Exercise: Look for the string "title" in the lines and copy each line that has it.
──────── Records for processing
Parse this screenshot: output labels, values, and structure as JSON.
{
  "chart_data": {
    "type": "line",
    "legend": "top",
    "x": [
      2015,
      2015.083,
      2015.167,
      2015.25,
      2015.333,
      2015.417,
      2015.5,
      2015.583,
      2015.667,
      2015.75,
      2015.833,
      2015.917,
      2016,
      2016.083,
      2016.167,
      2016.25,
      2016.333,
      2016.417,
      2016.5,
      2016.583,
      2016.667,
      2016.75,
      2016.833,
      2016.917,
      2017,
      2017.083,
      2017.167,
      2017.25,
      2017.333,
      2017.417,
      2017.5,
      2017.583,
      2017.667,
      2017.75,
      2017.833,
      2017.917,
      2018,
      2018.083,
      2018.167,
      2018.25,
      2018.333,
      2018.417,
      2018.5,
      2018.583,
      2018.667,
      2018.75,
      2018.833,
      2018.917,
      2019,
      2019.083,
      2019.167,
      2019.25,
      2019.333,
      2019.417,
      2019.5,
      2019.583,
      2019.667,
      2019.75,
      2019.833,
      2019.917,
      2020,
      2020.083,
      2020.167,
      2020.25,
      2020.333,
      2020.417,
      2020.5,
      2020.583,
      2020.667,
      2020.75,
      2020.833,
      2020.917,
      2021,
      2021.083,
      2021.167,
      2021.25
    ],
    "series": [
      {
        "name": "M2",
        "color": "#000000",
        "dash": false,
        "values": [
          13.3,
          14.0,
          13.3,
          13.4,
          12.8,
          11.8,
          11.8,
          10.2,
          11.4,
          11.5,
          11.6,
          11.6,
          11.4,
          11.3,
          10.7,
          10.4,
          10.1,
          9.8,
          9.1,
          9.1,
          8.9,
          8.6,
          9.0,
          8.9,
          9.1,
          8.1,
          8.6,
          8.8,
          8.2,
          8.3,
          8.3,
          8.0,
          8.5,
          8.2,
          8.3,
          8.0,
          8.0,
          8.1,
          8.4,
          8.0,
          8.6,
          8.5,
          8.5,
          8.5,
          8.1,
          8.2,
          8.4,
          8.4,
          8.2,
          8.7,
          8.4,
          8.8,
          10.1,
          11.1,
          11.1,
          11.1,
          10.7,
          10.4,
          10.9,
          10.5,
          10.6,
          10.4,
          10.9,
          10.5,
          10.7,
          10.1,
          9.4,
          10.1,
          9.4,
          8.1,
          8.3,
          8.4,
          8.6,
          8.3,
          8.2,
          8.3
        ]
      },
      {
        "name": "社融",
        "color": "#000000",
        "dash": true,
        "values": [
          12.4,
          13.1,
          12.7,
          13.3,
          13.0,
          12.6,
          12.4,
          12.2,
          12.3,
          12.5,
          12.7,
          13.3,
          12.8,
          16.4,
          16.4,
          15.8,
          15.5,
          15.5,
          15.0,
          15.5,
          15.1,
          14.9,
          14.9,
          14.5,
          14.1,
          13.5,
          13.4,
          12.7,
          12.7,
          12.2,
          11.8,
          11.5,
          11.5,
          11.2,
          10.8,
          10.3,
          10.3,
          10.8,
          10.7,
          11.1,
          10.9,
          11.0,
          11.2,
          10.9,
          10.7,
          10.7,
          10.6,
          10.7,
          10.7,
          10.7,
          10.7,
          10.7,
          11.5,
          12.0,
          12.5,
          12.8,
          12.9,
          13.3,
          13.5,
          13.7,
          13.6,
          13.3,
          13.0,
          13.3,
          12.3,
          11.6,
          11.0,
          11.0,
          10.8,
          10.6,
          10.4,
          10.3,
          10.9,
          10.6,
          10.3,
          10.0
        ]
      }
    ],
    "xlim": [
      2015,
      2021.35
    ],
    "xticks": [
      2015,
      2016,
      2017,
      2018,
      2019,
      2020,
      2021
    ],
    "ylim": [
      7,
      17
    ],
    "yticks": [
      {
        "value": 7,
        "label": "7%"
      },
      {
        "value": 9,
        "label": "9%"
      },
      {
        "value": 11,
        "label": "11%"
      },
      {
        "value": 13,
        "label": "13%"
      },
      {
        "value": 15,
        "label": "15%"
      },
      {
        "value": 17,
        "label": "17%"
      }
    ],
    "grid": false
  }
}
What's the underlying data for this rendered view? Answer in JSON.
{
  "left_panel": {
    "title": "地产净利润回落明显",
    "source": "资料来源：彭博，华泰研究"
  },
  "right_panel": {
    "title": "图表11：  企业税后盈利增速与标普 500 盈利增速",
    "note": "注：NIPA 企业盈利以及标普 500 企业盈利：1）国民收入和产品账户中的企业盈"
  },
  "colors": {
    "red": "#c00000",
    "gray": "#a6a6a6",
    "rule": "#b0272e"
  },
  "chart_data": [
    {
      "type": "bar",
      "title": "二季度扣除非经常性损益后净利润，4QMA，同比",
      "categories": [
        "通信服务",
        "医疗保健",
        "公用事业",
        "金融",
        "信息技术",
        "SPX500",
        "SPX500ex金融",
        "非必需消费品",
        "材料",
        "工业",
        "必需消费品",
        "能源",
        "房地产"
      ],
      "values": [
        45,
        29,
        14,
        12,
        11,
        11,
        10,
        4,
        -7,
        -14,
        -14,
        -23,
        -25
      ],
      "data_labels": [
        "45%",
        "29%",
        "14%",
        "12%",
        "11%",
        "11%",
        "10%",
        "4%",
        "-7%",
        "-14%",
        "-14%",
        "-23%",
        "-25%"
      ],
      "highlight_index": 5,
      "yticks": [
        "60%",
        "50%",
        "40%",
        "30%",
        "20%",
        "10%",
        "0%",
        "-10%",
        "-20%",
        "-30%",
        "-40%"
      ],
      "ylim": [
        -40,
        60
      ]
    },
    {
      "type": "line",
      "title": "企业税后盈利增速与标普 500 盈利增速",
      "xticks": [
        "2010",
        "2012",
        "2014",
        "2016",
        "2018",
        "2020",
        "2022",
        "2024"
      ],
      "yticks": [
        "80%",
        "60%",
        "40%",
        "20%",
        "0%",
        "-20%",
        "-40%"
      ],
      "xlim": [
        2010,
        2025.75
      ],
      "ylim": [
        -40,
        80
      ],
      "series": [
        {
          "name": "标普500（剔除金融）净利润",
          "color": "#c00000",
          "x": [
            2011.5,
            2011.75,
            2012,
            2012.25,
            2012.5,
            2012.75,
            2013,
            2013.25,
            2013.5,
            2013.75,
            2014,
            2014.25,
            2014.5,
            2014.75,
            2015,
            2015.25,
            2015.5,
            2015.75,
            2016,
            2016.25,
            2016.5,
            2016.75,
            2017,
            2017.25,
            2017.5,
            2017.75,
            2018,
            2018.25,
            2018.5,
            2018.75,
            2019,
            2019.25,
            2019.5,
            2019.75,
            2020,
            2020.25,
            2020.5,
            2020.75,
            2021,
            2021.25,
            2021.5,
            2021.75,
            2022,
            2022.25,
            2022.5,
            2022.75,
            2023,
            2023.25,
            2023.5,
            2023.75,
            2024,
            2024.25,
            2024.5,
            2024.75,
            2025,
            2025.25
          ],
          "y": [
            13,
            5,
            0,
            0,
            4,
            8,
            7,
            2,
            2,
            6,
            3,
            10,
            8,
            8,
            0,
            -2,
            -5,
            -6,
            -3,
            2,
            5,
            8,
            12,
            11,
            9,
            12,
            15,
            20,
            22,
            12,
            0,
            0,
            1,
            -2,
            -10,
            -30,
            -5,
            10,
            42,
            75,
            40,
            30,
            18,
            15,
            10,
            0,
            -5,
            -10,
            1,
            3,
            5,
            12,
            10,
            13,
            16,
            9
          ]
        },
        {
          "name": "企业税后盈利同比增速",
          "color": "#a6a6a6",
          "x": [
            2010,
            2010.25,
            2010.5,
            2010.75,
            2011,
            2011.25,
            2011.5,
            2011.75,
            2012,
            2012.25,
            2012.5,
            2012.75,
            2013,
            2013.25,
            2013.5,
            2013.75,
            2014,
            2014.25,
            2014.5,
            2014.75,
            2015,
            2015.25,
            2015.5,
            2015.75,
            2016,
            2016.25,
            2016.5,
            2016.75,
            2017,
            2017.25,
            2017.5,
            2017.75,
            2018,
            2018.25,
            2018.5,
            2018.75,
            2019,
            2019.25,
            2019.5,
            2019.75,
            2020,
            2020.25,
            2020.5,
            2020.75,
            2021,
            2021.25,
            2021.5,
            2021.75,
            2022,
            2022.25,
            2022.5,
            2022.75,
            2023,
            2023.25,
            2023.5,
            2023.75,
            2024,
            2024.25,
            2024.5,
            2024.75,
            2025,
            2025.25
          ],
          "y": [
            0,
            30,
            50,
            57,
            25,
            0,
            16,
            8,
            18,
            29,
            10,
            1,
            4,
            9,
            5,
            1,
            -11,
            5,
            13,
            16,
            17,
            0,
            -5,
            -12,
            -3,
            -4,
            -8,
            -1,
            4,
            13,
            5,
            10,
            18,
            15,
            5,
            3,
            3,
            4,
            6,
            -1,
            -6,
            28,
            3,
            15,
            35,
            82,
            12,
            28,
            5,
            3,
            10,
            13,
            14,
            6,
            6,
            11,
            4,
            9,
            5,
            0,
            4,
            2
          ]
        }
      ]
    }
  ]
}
────────────────
Written response:
    "title": "地产净利润回落明显",
    "title": "图表11：  企业税后盈利增速与标普 500 盈利增速",
      "title": "二季度扣除非经常性损益后净利润，4QMA，同比",
      "title": "企业税后盈利增速与标普 500 盈利增速",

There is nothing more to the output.